* [SELECTION]:
# WOW super cool saddle cloth for sale



## ycbm (1 June 2017)

In new condition. Black, large, dressage.

I love this cloth but I've discovered that one of my horses marks unless he is wearing wool. 

It is brilliant, super lightweight, washes off under a hose and dries exceptionally quickly, and really does stop the sweat collecting under the saddle. I thought it was the answer to my dreams, because it would never need to go in the washing machine.

They are £75 new because they are a super hi tech fabric. £50 including postage.

http://www.wowsaddles.com/products/accessories/wow-supercool-saddle-cloths/


----------



## brimstonefox (20 June 2017)

Hi, Is this still for sale?


----------



## ycbm (28 June 2017)

brimstonefox said:



			Hi, Is this still for sale?
		
Click to expand...

Yes, sorry, I missed your post. I've still got it.


----------



## brimstonefox (28 June 2017)

ycbm said:



			Yes, sorry, I missed your post. I've still got it.
		
Click to expand...

Great! Could I buy it, please? Can do PayPal or bank transfer, whatever suits.


----------



## ycbm (28 June 2017)

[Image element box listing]
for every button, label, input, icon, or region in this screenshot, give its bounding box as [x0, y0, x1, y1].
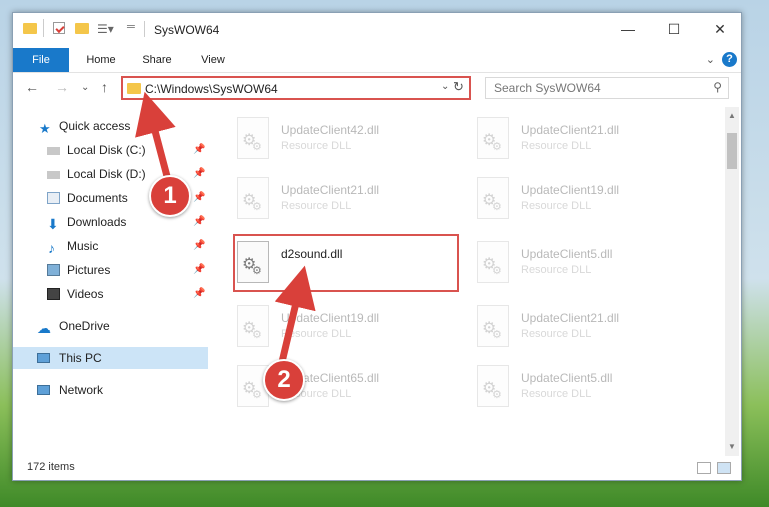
arrow-1: [135, 91, 176, 181]
callout-badge-2: 2: [263, 359, 305, 401]
annotation-arrows: [135, 91, 316, 363]
arrow-2: [274, 265, 316, 363]
callout-badge-1: 1: [149, 175, 191, 217]
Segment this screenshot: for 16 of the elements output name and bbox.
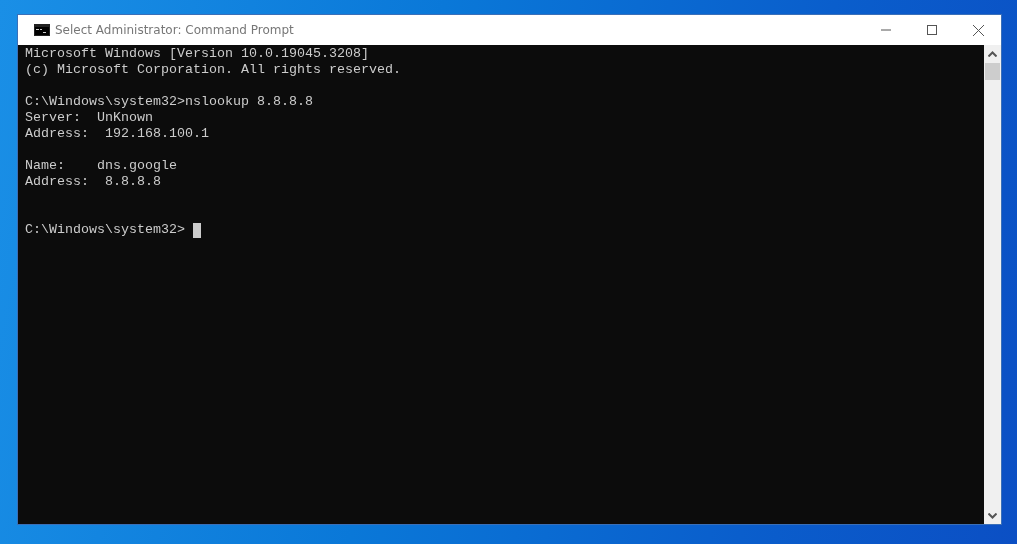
console-line: Server: UnKnown — [25, 110, 154, 126]
command-prompt: C:\Windows\system32> — [25, 222, 185, 238]
console-line: C:\Windows\system32>nslookup 8.8.8.8 — [25, 94, 314, 110]
console-line: Name: dns.google — [25, 158, 178, 174]
scrollbar-thumb[interactable] — [985, 63, 1000, 80]
maximize-icon[interactable] — [927, 25, 937, 35]
scrollbar[interactable] — [984, 45, 1001, 524]
close-icon[interactable] — [972, 24, 984, 36]
window-title: Select Administrator: Command Prompt — [55, 23, 295, 37]
scroll-down-icon[interactable] — [988, 513, 997, 519]
console-line: Address: 192.168.100.1 — [25, 126, 210, 142]
scroll-up-icon[interactable] — [988, 51, 997, 57]
console-line: (c) Microsoft Corporation. All rights reserved. — [25, 62, 402, 78]
console-icon — [34, 24, 50, 36]
console-line: Microsoft Windows [Version 10.0.19045.3208] — [25, 46, 370, 62]
console-line: Address: 8.8.8.8 — [25, 174, 162, 190]
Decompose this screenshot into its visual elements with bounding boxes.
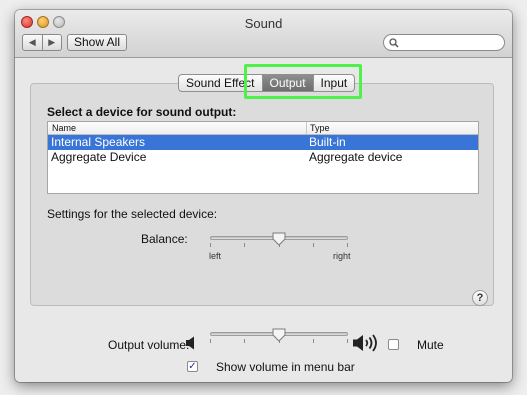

* [SHORT PROBLEM A]: Reproduce the listing from its first line through the line containing "callout-badge-1: 1: [149, 175, 191, 217]", including both ends and leaving out the pictures.
* [SHORT PROBLEM B]: Write the next part of the saddle cloth thread, starting after its last line.
The saddle cloth thread and the listing are unrelated pieces of material.

* [TASK ANSWER A]:
for every button, label, input, icon, or region in this screenshot, give its bounding box as [x0, y0, x1, y1].
arrow-1: [135, 91, 176, 181]
callout-badge-2: 2: [263, 359, 305, 401]
annotation-arrows: [135, 91, 316, 363]
arrow-2: [274, 265, 316, 363]
callout-badge-1: 1: [149, 175, 191, 217]

* [TASK ANSWER B]:
brimstonefox said:



			Great! Could I buy it, please? Can do PayPal or bank transfer, whatever suits.
		
Click to expand...

Of course you can     PM me with your address if you are allowed to. You might need to do a few more posts before you are allowed. Of you click on my user name to the left here, it should offer you the button to PM me. Now all I've got to do is remember where I put the leather laces!


----------



## ycbm (28 June 2017)

You need to clear a couple of messages ut, I'm trying to send you my bank details but your in box is full because beginners are only given a tiny number to store.


----------



## brimstonefox (28 June 2017)

Thanks, just messaged you with my email address.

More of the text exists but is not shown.